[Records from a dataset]
◇ ◇ ◇ ◇

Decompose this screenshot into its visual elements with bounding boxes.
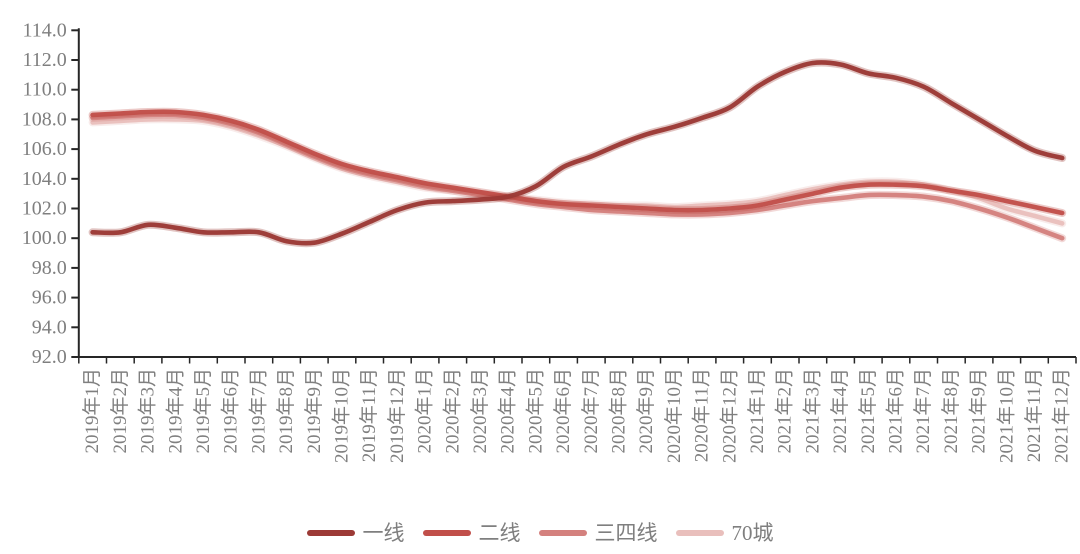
x-tick-label: 2019年4月 [164,368,186,454]
y-tick-label: 96.0 [32,287,67,309]
y-tick-label: 114.0 [23,19,67,41]
x-tick-label: 2020年10月 [663,368,685,463]
legend-swatch-icon [422,530,471,536]
x-tick-label: 2019年12月 [386,368,408,463]
x-tick-label: 2019年6月 [220,368,242,454]
y-tick-label: 100.0 [22,227,67,249]
x-tick-label: 2019年5月 [192,368,214,454]
series-line-second-tier [90,109,1065,216]
y-tick-label: 106.0 [22,138,67,160]
legend-label: 70城 [731,520,774,545]
x-tick-label: 2020年12月 [718,368,740,463]
y-tick-label: 94.0 [32,316,67,338]
series-line-first-tier [90,60,1065,246]
x-tick-label: 2021年8月 [940,368,962,454]
x-tick-label: 2021年5月 [857,368,879,454]
y-tick-label: 98.0 [32,257,67,279]
legend-label: 二线 [478,520,521,545]
y-tick-label: 108.0 [22,108,67,130]
y-tick-label: 102.0 [22,198,67,220]
x-tick-label: 2019年7月 [247,368,269,454]
x-tick-label: 2020年2月 [441,368,463,454]
series-line-third-fourth-tier [90,112,1065,241]
y-tick-label: 112.0 [23,49,67,71]
x-tick-label: 2019年11月 [358,368,380,462]
legend-item-third-fourth-tier: 三四线 [538,520,658,545]
legend-swatch-icon [306,530,355,536]
legend-swatch-icon [538,530,587,536]
x-tick-label: 2019年3月 [137,368,159,454]
x-tick-label: 2021年6月 [884,368,906,454]
legend-label: 三四线 [594,520,658,545]
x-tick-label: 2021年4月 [829,368,851,454]
chart-legend: 一线 二线 三四线 70城 [0,519,1080,547]
x-tick-label: 2021年9月 [968,368,990,454]
x-tick-label: 2020年1月 [414,368,436,454]
series-halo-first-tier [88,58,1067,248]
x-tick-label: 2021年2月 [774,368,796,454]
x-tick-label: 2019年9月 [303,368,325,454]
legend-item-70-cities: 70城 [675,520,774,545]
x-tick-label: 2021年10月 [995,368,1017,463]
x-tick-label: 2019年2月 [109,368,131,454]
y-tick-label: 104.0 [22,168,67,190]
legend-item-second-tier: 二线 [422,520,521,545]
y-tick-label: 110.0 [23,79,67,101]
x-tick-label: 2021年12月 [1051,368,1073,463]
x-tick-label: 2021年1月 [746,368,768,454]
x-tick-label: 2020年4月 [497,368,519,454]
x-tick-label: 2020年5月 [524,368,546,454]
x-tick-label: 2020年7月 [580,368,602,454]
x-tick-label: 2020年11月 [691,368,713,462]
x-tick-label: 2019年10月 [330,368,352,463]
y-tick-label: 92.0 [32,346,67,368]
legend-label: 一线 [362,520,405,545]
x-tick-label: 2020年9月 [635,368,657,454]
x-tick-label: 2019年8月 [275,368,297,454]
x-tick-label: 2019年1月 [81,368,103,454]
x-tick-label: 2020年3月 [469,368,491,454]
x-tick-label: 2021年3月 [801,368,823,454]
legend-item-first-tier: 一线 [306,520,405,545]
x-tick-label: 2021年7月 [912,368,934,454]
x-tick-label: 2021年11月 [1023,368,1045,462]
legend-swatch-icon [675,530,724,536]
series-halo-third-fourth-tier [88,110,1067,243]
x-tick-label: 2020年6月 [552,368,574,454]
x-tick-label: 2020年8月 [607,368,629,454]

◇ ◇ ◇ ◇

▸ WORK TO COMPLETE:
Rewrite all of these lines as a Markdown table with the columns n and Line, giving each line's row number and its text, and drop any blank lines. Leave the pictures out of the answer.

▸ ANSWER TO THE EXERCISE:
| n | Line |
|---|---|
| 1 | Decompose this screenshot into its visual elements with bounding boxes. |
| 2 | x-tick-label: 2019年4月 [164,368,186,454] |
| 3 | y-tick-label: 96.0 [32,287,67,309] |
| 4 | y-tick-label: 114.0 [23,19,67,41] |
| 5 | x-tick-label: 2020年10月 [663,368,685,463] |
| 6 | legend-swatch-icon [422,530,471,536] |
| 7 | x-tick-label: 2019年12月 [386,368,408,463] |
| 8 | x-tick-label: 2019年6月 [220,368,242,454] |
| 9 | y-tick-label: 100.0 [22,227,67,249] |
| 10 | x-tick-label: 2019年5月 [192,368,214,454] |
| 11 | series-line-second-tier [90,109,1065,216] |
| 12 | y-tick-label: 106.0 [22,138,67,160] |
| 13 | legend-label: 70城 [731,520,774,545] |
| 14 | x-tick-label: 2020年12月 [718,368,740,463] |
| 15 | y-tick-label: 94.0 [32,316,67,338] |
| 16 | series-line-first-tier [90,60,1065,246] |
| 17 | x-tick-label: 2021年8月 [940,368,962,454] |
| 18 | x-tick-label: 2021年5月 [857,368,879,454] |
| 19 | y-tick-label: 98.0 [32,257,67,279] |
| 20 | legend-label: 二线 [478,520,521,545] |
| 21 | y-tick-label: 108.0 [22,108,67,130] |
| 22 | y-tick-label: 102.0 [22,198,67,220] |
| 23 | x-tick-label: 2019年7月 [247,368,269,454] |
| 24 | x-tick-label: 2020年2月 [441,368,463,454] |
| 25 | series-line-third-fourth-tier [90,112,1065,241] |
| 26 | y-tick-label: 112.0 [23,49,67,71] |
| 27 | x-tick-label: 2019年11月 [358,368,380,462] |
| 28 | legend-item-third-fourth-tier: 三四线 [538,520,658,545] |
| 29 | legend-swatch-icon [306,530,355,536] |
| 30 | legend-swatch-icon [538,530,587,536] |
| 31 | x-tick-label: 2019年3月 [137,368,159,454] |
| 32 | x-tick-label: 2021年6月 [884,368,906,454] |
| 33 | legend-label: 三四线 [594,520,658,545] |
| 34 | x-tick-label: 2021年4月 [829,368,851,454] |
| 35 | chart-legend: 一线 二线 三四线 70城 [0,519,1080,547] |
| 36 | x-tick-label: 2021年9月 [968,368,990,454] |
| 37 | x-tick-label: 2020年1月 [414,368,436,454] |
| 38 | series-halo-first-tier [88,58,1067,248] |
| 39 | x-tick-label: 2021年2月 [774,368,796,454] |
| 40 | x-tick-label: 2019年9月 [303,368,325,454] |
| 41 | legend-item-70-cities: 70城 [675,520,774,545] |
| 42 | x-tick-label: 2021年10月 [995,368,1017,463] |
| 43 | x-tick-label: 2019年2月 [109,368,131,454] |
| 44 | y-tick-label: 104.0 [22,168,67,190] |
| 45 | legend-item-second-tier: 二线 [422,520,521,545] |
| 46 | y-tick-label: 110.0 [23,79,67,101] |
| 47 | x-tick-label: 2021年12月 [1051,368,1073,463] |
| 48 | x-tick-label: 2021年1月 [746,368,768,454] |
| 49 | x-tick-label: 2020年4月 [497,368,519,454] |
| 50 | x-tick-label: 2020年5月 [524,368,546,454] |
| 51 | x-tick-label: 2020年7月 [580,368,602,454] |
| 52 | x-tick-label: 2020年11月 [691,368,713,462] |
| 53 | x-tick-label: 2019年10月 [330,368,352,463] |
| 54 | y-tick-label: 92.0 [32,346,67,368] |
| 55 | legend-label: 一线 [362,520,405,545] |
| 56 | x-tick-label: 2020年9月 [635,368,657,454] |
| 57 | x-tick-label: 2019年8月 [275,368,297,454] |
| 58 | x-tick-label: 2019年1月 [81,368,103,454] |
| 59 | x-tick-label: 2020年3月 [469,368,491,454] |
| 60 | x-tick-label: 2021年3月 [801,368,823,454] |
| 61 | legend-item-first-tier: 一线 [306,520,405,545] |
| 62 | x-tick-label: 2021年7月 [912,368,934,454] |
| 63 | x-tick-label: 2021年11月 [1023,368,1045,462] |
| 64 | legend-swatch-icon [675,530,724,536] |
| 65 | series-halo-third-fourth-tier [88,110,1067,243] |
| 66 | x-tick-label: 2020年6月 [552,368,574,454] |
| 67 | x-tick-label: 2020年8月 [607,368,629,454] |